**Extracted records**
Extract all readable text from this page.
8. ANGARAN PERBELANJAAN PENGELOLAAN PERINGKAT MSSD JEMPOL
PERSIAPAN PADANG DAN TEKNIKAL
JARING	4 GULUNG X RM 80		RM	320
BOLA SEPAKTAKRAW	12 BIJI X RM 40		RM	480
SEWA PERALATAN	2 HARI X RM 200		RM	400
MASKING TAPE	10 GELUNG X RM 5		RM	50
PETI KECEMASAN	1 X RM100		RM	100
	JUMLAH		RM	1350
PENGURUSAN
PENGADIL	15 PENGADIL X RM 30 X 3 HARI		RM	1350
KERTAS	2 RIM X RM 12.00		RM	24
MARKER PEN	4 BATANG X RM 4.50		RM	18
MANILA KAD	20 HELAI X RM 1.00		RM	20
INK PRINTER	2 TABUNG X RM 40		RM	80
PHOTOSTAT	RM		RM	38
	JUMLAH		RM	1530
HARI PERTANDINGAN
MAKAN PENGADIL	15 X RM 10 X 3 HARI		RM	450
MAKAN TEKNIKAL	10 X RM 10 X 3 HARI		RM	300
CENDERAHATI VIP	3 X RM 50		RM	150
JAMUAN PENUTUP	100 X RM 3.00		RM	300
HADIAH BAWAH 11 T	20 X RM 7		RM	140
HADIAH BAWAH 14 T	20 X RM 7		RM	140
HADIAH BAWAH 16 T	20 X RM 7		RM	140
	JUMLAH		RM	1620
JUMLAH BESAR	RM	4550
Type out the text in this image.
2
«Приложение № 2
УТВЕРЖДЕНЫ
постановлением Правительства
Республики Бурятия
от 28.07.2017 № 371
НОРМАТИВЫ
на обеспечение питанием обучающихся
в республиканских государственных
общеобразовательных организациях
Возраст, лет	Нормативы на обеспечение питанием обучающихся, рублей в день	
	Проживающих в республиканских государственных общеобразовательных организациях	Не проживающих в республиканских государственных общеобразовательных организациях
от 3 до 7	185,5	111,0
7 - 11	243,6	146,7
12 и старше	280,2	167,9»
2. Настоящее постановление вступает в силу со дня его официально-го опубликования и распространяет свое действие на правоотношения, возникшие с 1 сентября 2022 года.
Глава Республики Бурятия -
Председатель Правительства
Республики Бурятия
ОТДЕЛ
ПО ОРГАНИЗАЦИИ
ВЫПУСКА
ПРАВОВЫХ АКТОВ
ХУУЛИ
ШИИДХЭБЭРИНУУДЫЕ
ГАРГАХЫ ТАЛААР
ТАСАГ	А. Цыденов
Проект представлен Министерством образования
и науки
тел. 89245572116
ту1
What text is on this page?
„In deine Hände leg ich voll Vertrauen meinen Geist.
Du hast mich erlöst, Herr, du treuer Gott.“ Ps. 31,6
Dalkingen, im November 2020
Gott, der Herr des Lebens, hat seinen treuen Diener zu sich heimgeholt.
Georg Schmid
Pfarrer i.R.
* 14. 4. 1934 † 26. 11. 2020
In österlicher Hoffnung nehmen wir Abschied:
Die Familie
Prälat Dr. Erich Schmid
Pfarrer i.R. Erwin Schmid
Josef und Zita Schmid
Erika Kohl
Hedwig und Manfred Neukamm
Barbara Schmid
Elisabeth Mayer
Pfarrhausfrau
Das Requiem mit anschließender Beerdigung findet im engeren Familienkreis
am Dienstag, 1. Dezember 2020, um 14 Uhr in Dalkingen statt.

**Instructions for the task**
Copy out the whole listing exactly.

**Output for this task**
Extract all readable text from this page.
8. ANGARAN PERBELANJAAN PENGELOLAAN PERINGKAT MSSD JEMPOL
PERSIAPAN PADANG DAN TEKNIKAL
JARING	4 GULUNG X RM 80		RM	320
BOLA SEPAKTAKRAW	12 BIJI X RM 40		RM	480
SEWA PERALATAN	2 HARI X RM 200		RM	400
MASKING TAPE	10 GELUNG X RM 5		RM	50
PETI KECEMASAN	1 X RM100		RM	100
	JUMLAH		RM	1350
PENGURUSAN
PENGADIL	15 PENGADIL X RM 30 X 3 HARI		RM	1350
KERTAS	2 RIM X RM 12.00		RM	24
MARKER PEN	4 BATANG X RM 4.50		RM	18
MANILA KAD	20 HELAI X RM 1.00		RM	20
INK PRINTER	2 TABUNG X RM 40		RM	80
PHOTOSTAT	RM		RM	38
	JUMLAH		RM	1530
HARI PERTANDINGAN
MAKAN PENGADIL	15 X RM 10 X 3 HARI		RM	450
MAKAN TEKNIKAL	10 X RM 10 X 3 HARI		RM	300
CENDERAHATI VIP	3 X RM 50		RM	150
JAMUAN PENUTUP	100 X RM 3.00		RM	300
HADIAH BAWAH 11 T	20 X RM 7		RM	140
HADIAH BAWAH 14 T	20 X RM 7		RM	140
HADIAH BAWAH 16 T	20 X RM 7		RM	140
	JUMLAH		RM	1620
JUMLAH BESAR	RM	4550
Type out the text in this image.
2
«Приложение № 2
УТВЕРЖДЕНЫ
постановлением Правительства
Республики Бурятия
от 28.07.2017 № 371
НОРМАТИВЫ
на обеспечение питанием обучающихся
в республиканских государственных
общеобразовательных организациях
Возраст, лет	Нормативы на обеспечение питанием обучающихся, рублей в день	
	Проживающих в республиканских государственных общеобразовательных организациях	Не проживающих в республиканских государственных общеобразовательных организациях
от 3 до 7	185,5	111,0
7 - 11	243,6	146,7
12 и старше	280,2	167,9»
2. Настоящее постановление вступает в силу со дня его официально-го опубликования и распространяет свое действие на правоотношения, возникшие с 1 сентября 2022 года.
Глава Республики Бурятия -
Председатель Правительства
Республики Бурятия
ОТДЕЛ
ПО ОРГАНИЗАЦИИ
ВЫПУСКА
ПРАВОВЫХ АКТОВ
ХУУЛИ
ШИИДХЭБЭРИНУУДЫЕ
ГАРГАХЫ ТАЛААР
ТАСАГ	А. Цыденов
Проект представлен Министерством образования
и науки
тел. 89245572116
ту1
What text is on this page?
„In deine Hände leg ich voll Vertrauen meinen Geist.
Du hast mich erlöst, Herr, du treuer Gott.“ Ps. 31,6
Dalkingen, im November 2020
Gott, der Herr des Lebens, hat seinen treuen Diener zu sich heimgeholt.
Georg Schmid
Pfarrer i.R.
* 14. 4. 1934 † 26. 11. 2020
In österlicher Hoffnung nehmen wir Abschied:
Die Familie
Prälat Dr. Erich Schmid
Pfarrer i.R. Erwin Schmid
Josef und Zita Schmid
Erika Kohl
Hedwig und Manfred Neukamm
Barbara Schmid
Elisabeth Mayer
Pfarrhausfrau
Das Requiem mit anschließender Beerdigung findet im engeren Familienkreis
am Dienstag, 1. Dezember 2020, um 14 Uhr in Dalkingen statt.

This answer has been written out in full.